Apesar de alguns comentários de Anchieta, coube a Piso e Marcgrav dar início às investigações sobre as ciências naturais e físicas entre nós. Cada bicho, cada planta ou mineral era cuidadosamente descrito e acrescentado ao conjunto já conhecido pelos europeus. [...]

Além desses autores, surgiram na Bahia do século XVII dois grandes nomes: Antônio Vieira e Gregório de Matos Guerra. Não eram homens isolados, pois, na mesma época, outros poetas compunham o "grupo baiano". Entre eles, Bernardo Vieira Ravasco e Manoel Botelho de Oliveira. [...]

Enquanto alguns esculpiam as coisas da terra com palavras, outros o faziam na madeira e no barro. Dos mesmos conventos que abrigaram nossas primeiras bibliotecas, saíram nossos primeiros artistas. Tal como ocorria com a literatura, majoritariamente sacra,  nossos entalhadores, escultores e pintores se dedicaram, no século XVII, a pintar temas celestiais. [...]


A crucificação de Cristo, Manuel da Costa Ataíde

A vida cultural que vai timidamente se desenvolvendo também trouxe vitalidade à arquitetura em diversas regiões do Brasil. O "barroco mineiro" alternou fachadas sóbrias com interiores altamente trabalhados. A concorrência entre confrarias e irmandades religiosas pela decoração de suas igrejas traduziu-se em resultados suntuosos. [...] Na falta de azulejos ou outros materiais de luxo, artesãos brancos, negros e mulatos alforriados respondiam com inovações. O uso da pedra-sabão - que teve em Antônio Francisco Lisboa, o Aleijadinho, seu mais genial partidário - é um exemplo disso.

**O que fazer**
A – Responda às perguntas com base no trecho sobre a vida cultural no Brasil colonial:
(i) A quem coube dar início às investigações sobre as ciências naturais e físicas?
(ii) Quais dois grandes nomes surgiram na Bahia do século XVII?
(iii) Que material teve em Antônio Francisco Lisboa, o Aleijadinho, seu mais genial partidário?
B – Redigite uma parte do trecho sobre a vida cultural no Brasil colonial: comece nas palavras "A crucificação de" e pare depois de "um exemplo disso.".

**Material extraído**
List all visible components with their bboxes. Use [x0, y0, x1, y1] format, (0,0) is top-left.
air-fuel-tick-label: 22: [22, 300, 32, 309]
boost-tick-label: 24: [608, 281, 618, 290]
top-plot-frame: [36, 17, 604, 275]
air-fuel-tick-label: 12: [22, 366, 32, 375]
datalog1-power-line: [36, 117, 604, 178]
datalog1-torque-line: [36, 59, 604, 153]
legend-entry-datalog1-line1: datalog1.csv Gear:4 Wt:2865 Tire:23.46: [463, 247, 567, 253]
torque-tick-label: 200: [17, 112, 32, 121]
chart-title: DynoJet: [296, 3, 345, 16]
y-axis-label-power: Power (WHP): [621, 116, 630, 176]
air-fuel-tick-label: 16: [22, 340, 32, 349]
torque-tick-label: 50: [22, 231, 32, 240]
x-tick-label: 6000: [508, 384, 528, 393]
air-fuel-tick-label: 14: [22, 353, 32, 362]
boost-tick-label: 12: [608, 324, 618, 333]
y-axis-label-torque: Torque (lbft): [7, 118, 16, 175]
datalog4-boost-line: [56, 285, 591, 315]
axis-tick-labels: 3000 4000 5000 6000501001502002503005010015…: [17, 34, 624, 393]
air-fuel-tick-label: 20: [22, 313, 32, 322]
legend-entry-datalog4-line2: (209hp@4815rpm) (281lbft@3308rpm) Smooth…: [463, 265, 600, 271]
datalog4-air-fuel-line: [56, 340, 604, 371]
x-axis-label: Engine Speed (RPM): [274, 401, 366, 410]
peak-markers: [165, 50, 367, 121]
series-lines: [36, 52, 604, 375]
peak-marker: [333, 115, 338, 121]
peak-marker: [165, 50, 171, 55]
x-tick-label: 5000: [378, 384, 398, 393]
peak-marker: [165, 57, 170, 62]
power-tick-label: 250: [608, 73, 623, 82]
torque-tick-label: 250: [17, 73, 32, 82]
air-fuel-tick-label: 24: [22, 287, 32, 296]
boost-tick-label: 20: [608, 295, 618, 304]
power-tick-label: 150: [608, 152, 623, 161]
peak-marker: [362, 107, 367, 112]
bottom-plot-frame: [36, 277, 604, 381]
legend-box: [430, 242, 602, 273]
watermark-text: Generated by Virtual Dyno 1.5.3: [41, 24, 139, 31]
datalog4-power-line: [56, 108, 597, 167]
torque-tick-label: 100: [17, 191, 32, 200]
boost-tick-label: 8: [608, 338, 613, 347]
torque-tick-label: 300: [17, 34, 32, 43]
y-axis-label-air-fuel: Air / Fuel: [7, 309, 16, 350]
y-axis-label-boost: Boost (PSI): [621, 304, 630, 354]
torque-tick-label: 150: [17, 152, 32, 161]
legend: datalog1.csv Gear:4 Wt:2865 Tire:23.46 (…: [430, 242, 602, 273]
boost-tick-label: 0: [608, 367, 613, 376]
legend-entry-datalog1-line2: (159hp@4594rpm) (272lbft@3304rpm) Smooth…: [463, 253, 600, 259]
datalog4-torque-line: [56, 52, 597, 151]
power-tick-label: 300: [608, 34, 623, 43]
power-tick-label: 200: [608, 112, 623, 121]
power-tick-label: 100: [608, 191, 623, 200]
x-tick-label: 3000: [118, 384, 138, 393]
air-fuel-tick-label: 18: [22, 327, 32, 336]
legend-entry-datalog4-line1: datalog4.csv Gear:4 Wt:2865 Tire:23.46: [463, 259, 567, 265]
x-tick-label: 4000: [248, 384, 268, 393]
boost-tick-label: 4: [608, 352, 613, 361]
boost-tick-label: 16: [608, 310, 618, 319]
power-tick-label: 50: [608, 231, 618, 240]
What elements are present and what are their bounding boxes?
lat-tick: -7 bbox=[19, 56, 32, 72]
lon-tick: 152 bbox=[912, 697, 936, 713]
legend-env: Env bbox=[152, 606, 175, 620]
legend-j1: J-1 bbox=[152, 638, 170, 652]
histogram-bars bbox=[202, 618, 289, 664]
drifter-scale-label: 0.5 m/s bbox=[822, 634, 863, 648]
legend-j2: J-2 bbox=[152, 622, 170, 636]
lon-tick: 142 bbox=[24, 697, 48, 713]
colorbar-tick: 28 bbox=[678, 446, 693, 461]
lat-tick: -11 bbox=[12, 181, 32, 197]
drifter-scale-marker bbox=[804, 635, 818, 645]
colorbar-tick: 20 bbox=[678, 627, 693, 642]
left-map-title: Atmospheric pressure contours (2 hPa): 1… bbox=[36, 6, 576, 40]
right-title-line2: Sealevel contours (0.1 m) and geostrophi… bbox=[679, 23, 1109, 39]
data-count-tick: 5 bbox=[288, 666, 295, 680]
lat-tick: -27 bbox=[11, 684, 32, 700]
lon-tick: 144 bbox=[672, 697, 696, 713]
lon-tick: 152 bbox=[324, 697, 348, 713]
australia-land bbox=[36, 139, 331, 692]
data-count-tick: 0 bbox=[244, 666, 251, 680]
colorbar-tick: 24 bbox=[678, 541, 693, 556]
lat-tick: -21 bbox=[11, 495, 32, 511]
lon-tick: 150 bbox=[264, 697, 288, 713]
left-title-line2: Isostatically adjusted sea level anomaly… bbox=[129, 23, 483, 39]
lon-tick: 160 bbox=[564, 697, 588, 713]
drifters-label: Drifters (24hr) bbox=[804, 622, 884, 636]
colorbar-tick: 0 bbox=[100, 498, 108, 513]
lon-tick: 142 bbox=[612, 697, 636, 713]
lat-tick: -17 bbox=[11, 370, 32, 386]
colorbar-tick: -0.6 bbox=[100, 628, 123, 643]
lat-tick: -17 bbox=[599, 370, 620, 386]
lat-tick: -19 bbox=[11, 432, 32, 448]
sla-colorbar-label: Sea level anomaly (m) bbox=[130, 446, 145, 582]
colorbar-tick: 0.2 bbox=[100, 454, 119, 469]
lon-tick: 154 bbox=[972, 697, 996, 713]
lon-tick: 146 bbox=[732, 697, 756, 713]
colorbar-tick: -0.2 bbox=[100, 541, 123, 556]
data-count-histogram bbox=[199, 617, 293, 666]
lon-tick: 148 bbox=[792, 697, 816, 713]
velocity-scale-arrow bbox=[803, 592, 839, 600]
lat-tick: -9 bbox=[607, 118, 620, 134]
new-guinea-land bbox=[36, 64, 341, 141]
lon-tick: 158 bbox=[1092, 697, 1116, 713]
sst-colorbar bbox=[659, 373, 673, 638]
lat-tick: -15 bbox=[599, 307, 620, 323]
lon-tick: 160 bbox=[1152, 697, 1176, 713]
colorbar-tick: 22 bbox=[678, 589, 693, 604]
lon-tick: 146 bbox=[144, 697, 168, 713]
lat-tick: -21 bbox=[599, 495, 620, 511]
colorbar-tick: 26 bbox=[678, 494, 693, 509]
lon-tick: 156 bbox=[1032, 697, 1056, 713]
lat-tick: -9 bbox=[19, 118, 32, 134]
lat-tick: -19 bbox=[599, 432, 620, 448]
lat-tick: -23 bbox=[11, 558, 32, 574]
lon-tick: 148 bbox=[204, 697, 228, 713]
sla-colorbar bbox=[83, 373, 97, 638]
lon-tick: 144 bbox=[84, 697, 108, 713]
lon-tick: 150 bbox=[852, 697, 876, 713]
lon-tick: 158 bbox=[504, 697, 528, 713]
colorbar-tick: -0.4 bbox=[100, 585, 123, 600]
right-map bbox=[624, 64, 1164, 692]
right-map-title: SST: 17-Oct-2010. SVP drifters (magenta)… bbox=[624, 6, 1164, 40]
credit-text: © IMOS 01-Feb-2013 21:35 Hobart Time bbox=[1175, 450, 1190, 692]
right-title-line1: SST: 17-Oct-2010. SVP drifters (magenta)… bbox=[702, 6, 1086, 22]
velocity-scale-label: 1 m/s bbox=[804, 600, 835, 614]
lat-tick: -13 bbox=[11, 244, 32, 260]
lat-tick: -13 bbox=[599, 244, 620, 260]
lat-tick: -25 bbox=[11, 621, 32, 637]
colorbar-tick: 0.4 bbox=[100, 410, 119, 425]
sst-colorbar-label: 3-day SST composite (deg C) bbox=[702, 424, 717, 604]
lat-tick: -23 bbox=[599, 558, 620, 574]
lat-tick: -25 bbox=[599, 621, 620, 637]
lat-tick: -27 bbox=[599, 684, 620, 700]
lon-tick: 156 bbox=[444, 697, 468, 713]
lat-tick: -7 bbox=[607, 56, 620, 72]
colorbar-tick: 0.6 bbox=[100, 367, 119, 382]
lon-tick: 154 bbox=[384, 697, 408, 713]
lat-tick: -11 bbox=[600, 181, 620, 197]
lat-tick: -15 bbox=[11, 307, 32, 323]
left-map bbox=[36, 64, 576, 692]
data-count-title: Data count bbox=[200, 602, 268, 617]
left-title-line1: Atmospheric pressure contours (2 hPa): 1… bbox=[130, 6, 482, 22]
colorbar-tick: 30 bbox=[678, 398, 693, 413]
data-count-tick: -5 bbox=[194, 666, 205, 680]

**Respostas dos exercícios**
A –
(i) A Piso e Marcgrav.
(ii) Antônio Vieira e Gregório de Matos Guerra.
(iii) A pedra-sabão.

B –
A crucificação de Cristo, Manuel da Costa Ataíde

A vida cultural que vai timidamente se desenvolvendo também trouxe vitalidade à arquitetura em diversas regiões do Brasil. O "barroco mineiro" alternou fachadas sóbrias com interiores altamente trabalhados. A concorrência entre confrarias e irmandades religiosas pela decoração de suas igrejas traduziu-se em resultados suntuosos. [...] Na falta de azulejos ou outros materiais de luxo, artesãos brancos, negros e mulatos alforriados respondiam com inovações. O uso da pedra-sabão - que teve em Antônio Francisco Lisboa, o Aleijadinho, seu mais genial partidário - é um exemplo disso.